> [The request]: State only how many lines contain the string "wxpay".

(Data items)
━━━━━━━━━━

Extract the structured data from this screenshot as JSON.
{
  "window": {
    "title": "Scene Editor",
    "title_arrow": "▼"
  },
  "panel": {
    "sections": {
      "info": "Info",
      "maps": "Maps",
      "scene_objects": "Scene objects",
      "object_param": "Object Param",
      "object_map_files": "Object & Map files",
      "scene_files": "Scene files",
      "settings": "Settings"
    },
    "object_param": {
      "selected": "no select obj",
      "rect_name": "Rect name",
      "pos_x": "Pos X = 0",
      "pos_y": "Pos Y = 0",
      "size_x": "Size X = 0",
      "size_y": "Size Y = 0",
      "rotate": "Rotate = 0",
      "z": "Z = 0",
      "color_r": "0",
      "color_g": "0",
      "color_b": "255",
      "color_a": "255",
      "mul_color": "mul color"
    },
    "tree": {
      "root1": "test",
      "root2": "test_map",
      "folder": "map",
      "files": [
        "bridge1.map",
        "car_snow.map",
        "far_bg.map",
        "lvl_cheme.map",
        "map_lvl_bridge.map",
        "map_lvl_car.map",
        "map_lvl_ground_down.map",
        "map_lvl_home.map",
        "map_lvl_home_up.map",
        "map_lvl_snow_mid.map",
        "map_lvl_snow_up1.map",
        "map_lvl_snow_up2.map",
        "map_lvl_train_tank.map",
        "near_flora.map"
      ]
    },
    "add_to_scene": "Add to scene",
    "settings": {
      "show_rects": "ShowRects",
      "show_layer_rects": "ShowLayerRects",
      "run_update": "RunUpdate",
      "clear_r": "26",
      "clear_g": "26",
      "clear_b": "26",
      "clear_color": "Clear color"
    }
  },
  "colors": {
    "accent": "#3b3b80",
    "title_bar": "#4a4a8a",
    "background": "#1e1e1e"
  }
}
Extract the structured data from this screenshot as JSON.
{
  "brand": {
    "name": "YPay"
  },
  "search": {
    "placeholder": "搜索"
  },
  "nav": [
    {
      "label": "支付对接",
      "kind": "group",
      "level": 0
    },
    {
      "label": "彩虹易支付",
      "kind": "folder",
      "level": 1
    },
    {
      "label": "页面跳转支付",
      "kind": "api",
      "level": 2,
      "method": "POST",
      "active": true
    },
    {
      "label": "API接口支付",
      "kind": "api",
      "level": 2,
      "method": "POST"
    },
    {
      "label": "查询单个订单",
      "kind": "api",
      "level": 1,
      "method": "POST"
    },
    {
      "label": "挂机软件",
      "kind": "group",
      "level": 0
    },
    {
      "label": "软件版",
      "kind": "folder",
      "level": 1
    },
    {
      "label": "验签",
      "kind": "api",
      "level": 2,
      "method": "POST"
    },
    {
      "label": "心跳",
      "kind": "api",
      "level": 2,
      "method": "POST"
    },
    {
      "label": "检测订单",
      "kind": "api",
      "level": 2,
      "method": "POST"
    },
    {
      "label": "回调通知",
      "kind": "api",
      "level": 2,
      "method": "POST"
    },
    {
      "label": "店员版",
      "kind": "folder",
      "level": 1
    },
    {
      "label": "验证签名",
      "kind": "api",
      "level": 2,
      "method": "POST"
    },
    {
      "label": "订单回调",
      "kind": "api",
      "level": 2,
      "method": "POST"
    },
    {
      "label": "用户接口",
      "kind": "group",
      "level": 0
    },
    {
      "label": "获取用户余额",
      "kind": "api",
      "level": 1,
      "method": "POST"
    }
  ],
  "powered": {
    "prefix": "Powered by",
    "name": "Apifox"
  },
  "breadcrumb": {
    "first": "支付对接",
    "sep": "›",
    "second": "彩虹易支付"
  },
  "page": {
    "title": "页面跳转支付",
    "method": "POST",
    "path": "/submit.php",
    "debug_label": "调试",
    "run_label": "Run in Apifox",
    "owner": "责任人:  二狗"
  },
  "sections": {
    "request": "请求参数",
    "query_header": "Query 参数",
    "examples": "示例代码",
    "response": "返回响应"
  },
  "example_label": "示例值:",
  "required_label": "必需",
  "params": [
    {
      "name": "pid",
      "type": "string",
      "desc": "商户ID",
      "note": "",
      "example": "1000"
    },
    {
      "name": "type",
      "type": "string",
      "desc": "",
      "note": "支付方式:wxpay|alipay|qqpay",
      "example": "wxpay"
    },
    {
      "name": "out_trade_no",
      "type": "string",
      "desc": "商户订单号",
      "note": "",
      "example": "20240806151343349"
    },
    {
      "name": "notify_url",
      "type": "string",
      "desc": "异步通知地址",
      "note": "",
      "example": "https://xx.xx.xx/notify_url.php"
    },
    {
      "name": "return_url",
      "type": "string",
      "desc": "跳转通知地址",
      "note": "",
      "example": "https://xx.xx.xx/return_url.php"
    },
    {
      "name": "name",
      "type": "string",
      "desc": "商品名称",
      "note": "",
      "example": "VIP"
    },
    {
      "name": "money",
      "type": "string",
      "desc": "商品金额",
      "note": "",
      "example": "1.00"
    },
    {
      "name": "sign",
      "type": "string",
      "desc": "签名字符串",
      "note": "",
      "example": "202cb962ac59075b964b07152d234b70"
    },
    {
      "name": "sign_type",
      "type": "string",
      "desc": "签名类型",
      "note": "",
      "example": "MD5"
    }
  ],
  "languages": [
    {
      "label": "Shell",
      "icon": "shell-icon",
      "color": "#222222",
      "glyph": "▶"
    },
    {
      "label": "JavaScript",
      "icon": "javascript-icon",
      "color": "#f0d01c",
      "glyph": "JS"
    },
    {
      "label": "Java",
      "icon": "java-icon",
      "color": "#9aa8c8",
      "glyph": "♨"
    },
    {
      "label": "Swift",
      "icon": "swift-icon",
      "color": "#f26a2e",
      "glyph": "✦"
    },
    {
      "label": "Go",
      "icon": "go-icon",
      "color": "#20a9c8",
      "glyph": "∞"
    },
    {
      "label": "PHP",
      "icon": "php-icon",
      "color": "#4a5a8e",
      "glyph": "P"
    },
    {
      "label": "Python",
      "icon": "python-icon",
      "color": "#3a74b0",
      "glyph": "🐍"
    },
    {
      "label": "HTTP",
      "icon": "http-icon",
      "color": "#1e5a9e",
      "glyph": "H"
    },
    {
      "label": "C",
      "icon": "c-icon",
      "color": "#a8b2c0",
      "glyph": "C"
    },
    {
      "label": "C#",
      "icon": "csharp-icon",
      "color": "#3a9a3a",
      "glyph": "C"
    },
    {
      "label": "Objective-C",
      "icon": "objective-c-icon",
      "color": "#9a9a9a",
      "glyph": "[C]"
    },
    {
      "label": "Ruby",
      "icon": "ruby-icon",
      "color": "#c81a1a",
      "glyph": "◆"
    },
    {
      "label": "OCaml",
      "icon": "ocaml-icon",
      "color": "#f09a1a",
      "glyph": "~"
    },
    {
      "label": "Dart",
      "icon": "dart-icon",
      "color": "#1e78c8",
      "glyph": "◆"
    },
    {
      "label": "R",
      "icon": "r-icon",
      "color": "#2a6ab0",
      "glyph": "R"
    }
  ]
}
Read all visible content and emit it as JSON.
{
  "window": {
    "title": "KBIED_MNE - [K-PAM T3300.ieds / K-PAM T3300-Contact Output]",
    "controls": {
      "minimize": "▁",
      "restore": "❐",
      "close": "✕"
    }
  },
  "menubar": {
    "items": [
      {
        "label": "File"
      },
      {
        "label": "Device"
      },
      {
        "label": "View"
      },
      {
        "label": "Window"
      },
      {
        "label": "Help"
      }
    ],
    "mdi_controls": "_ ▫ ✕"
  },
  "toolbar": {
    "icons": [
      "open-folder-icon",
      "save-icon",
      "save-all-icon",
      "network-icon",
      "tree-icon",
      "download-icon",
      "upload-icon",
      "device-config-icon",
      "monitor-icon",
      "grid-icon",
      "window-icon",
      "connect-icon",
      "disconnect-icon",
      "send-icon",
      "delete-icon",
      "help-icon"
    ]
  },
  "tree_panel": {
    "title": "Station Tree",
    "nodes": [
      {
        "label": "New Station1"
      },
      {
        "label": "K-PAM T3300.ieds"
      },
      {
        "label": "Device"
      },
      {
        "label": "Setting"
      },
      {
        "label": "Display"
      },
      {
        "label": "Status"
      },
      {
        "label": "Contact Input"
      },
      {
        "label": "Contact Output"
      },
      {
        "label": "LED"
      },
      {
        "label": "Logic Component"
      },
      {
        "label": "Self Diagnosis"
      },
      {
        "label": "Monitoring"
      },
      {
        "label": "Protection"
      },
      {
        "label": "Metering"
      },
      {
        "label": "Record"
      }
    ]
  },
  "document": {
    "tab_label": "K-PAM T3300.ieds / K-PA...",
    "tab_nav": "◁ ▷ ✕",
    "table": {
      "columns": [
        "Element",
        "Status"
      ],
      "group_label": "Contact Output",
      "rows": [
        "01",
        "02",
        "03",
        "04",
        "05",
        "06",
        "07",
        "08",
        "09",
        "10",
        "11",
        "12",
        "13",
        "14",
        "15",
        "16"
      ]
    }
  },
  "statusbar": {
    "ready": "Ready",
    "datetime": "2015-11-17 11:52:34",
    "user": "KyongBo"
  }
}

━━━━━━━━━━

> [The result]: 2